> _Listing_:

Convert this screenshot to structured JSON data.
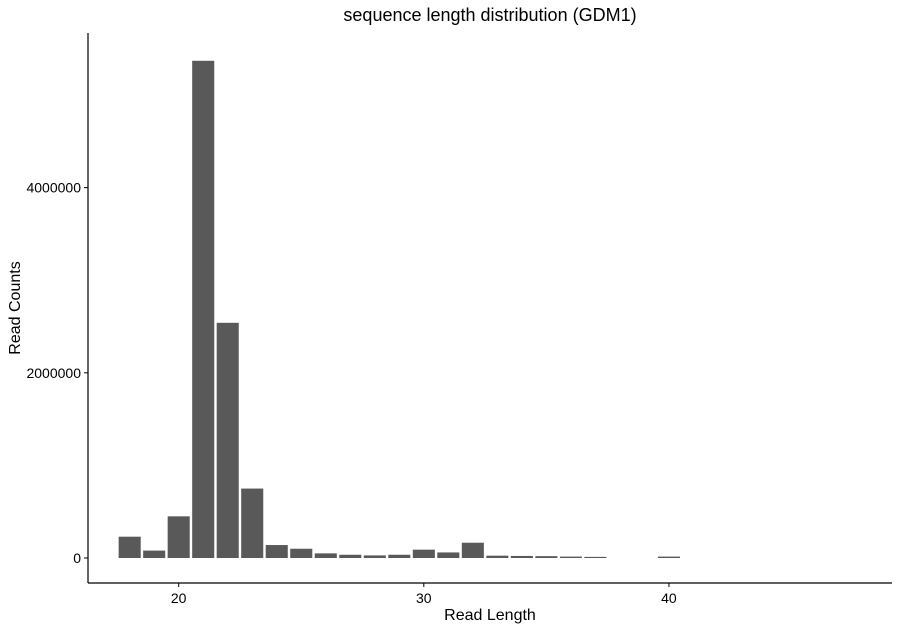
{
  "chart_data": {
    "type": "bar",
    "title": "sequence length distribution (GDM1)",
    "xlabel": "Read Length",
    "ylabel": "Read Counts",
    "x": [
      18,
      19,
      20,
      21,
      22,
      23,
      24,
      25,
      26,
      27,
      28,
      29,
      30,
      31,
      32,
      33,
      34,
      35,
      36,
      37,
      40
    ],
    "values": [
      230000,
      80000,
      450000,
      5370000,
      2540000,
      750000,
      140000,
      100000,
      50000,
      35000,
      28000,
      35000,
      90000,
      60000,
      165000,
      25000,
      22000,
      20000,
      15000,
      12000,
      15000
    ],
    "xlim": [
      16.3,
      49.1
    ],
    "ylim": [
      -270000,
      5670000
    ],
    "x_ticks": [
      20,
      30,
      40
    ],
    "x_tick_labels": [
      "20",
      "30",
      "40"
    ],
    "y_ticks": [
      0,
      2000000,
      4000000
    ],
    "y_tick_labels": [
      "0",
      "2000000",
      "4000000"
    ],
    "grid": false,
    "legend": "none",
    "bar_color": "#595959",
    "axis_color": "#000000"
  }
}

> _What the task asks_:
Quote the listing above in full, except for the pictures.

> _Response to the task_:
Convert this screenshot to structured JSON data.
{
  "chart_data": {
    "type": "bar",
    "title": "sequence length distribution (GDM1)",
    "xlabel": "Read Length",
    "ylabel": "Read Counts",
    "x": [
      18,
      19,
      20,
      21,
      22,
      23,
      24,
      25,
      26,
      27,
      28,
      29,
      30,
      31,
      32,
      33,
      34,
      35,
      36,
      37,
      40
    ],
    "values": [
      230000,
      80000,
      450000,
      5370000,
      2540000,
      750000,
      140000,
      100000,
      50000,
      35000,
      28000,
      35000,
      90000,
      60000,
      165000,
      25000,
      22000,
      20000,
      15000,
      12000,
      15000
    ],
    "xlim": [
      16.3,
      49.1
    ],
    "ylim": [
      -270000,
      5670000
    ],
    "x_ticks": [
      20,
      30,
      40
    ],
    "x_tick_labels": [
      "20",
      "30",
      "40"
    ],
    "y_ticks": [
      0,
      2000000,
      4000000
    ],
    "y_tick_labels": [
      "0",
      "2000000",
      "4000000"
    ],
    "grid": false,
    "legend": "none",
    "bar_color": "#595959",
    "axis_color": "#000000"
  }
}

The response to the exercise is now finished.